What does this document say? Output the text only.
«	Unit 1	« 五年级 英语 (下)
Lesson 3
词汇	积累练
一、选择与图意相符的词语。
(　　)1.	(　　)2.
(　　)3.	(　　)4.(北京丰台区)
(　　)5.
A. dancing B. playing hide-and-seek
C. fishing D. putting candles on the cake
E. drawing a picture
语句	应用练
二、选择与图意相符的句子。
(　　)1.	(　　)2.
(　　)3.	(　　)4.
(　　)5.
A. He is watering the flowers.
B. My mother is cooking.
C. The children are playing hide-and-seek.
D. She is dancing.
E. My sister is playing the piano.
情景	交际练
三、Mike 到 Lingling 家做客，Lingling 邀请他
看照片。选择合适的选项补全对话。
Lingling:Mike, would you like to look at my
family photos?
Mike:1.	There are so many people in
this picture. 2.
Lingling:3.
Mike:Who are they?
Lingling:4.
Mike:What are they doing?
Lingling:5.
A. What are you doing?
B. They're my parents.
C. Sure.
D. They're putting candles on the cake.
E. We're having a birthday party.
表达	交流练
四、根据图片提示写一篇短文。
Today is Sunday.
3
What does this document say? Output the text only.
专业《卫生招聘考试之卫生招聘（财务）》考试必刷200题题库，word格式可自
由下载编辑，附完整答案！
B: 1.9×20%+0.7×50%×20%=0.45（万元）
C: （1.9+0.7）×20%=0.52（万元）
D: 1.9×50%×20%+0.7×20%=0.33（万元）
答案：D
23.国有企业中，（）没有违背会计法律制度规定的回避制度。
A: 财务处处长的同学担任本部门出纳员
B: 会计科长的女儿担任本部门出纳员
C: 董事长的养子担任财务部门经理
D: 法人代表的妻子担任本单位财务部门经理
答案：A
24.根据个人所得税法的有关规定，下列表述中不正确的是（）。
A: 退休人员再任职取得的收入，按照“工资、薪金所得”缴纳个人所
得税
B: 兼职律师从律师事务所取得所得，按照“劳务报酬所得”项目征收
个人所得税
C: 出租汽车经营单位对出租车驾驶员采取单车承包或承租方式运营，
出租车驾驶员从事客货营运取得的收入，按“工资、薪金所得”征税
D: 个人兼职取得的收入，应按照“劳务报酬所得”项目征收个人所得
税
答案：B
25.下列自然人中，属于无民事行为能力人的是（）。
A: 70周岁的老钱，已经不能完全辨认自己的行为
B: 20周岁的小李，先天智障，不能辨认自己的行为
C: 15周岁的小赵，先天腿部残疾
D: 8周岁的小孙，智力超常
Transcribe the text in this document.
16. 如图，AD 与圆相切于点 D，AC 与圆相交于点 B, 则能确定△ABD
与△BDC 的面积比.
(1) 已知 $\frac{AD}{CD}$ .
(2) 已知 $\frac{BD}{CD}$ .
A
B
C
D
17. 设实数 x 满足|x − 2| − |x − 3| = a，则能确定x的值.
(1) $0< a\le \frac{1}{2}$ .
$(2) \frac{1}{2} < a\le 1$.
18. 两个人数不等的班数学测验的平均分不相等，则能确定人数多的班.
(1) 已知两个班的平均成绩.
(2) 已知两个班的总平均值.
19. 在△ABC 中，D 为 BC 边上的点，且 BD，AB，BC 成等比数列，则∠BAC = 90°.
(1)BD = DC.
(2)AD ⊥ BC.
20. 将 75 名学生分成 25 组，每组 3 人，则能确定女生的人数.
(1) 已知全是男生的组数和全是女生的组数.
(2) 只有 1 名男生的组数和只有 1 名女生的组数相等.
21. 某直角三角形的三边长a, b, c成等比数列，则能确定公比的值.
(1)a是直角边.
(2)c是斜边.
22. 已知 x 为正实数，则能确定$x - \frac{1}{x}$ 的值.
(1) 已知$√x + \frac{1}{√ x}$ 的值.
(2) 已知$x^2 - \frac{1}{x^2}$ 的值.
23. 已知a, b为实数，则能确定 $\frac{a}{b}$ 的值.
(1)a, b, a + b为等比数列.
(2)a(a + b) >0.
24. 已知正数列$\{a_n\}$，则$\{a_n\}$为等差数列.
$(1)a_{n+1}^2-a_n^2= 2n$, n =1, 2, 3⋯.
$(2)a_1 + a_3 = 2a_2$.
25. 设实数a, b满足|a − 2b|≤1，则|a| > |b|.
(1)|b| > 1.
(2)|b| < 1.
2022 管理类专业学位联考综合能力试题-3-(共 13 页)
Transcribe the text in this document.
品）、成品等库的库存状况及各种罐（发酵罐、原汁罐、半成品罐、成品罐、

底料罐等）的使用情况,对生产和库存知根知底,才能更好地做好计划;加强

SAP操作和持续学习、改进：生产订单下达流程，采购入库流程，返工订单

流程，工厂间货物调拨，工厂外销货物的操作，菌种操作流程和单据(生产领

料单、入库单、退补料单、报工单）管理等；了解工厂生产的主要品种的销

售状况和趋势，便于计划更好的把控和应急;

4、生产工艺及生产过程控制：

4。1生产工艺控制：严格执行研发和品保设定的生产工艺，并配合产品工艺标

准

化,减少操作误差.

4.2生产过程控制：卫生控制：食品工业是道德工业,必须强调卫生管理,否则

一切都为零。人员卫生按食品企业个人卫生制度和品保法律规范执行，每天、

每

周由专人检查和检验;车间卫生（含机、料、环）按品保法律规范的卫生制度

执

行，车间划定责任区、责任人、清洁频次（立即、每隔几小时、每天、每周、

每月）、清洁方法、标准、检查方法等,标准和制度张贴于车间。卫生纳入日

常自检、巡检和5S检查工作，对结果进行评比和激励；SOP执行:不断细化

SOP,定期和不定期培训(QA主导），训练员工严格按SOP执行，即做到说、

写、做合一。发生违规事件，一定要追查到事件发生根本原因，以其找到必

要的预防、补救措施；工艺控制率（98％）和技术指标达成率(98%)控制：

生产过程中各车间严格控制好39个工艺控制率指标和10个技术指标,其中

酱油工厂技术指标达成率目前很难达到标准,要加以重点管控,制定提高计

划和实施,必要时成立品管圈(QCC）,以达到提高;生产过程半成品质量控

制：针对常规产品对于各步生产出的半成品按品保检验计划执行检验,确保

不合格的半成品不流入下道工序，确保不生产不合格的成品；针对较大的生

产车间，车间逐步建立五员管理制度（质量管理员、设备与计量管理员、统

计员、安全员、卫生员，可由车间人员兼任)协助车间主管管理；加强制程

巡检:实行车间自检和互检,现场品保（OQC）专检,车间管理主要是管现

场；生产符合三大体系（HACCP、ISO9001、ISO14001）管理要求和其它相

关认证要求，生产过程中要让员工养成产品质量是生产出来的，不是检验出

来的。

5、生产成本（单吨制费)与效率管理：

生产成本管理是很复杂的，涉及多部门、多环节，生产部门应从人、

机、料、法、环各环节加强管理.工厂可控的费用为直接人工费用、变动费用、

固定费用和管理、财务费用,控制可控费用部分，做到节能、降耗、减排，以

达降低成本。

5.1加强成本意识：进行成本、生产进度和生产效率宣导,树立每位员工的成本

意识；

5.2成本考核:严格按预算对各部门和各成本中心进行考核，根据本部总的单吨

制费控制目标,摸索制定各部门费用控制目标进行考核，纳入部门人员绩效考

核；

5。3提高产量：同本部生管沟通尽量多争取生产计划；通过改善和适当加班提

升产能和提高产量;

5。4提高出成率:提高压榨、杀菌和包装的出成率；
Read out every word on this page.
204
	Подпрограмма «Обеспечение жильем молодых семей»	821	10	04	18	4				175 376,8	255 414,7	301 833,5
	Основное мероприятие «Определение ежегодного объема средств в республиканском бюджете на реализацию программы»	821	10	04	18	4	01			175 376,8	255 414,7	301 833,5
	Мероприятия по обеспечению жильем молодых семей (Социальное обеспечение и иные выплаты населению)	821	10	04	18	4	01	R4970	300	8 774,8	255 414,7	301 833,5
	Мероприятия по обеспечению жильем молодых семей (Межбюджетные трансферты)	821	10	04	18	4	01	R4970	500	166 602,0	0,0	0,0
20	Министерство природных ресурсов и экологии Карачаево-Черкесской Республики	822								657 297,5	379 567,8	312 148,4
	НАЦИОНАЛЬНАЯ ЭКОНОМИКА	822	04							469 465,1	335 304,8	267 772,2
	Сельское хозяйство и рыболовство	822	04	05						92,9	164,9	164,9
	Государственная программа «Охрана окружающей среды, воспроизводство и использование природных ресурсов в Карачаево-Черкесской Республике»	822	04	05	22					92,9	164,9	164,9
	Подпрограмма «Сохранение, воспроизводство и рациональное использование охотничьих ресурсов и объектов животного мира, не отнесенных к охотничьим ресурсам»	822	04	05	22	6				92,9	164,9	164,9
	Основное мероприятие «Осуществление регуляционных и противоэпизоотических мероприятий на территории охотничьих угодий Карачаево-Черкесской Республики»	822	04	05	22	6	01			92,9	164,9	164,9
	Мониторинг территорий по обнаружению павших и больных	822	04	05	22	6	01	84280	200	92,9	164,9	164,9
===============
* **WORK INSTRUCTIONS**: Find the lines above that contain the word "Подпрограмма" and collect them.

* **THE OUTPUT**:
	Подпрограмма «Обеспечение жильем молодых семей»	821	10	04	18	4				175 376,8	255 414,7	301 833,5
	Подпрограмма «Сохранение, воспроизводство и рациональное использование охотничьих ресурсов и объектов животного мира, не отнесенных к охотничьим ресурсам»	822	04	05	22	6				92,9	164,9	164,9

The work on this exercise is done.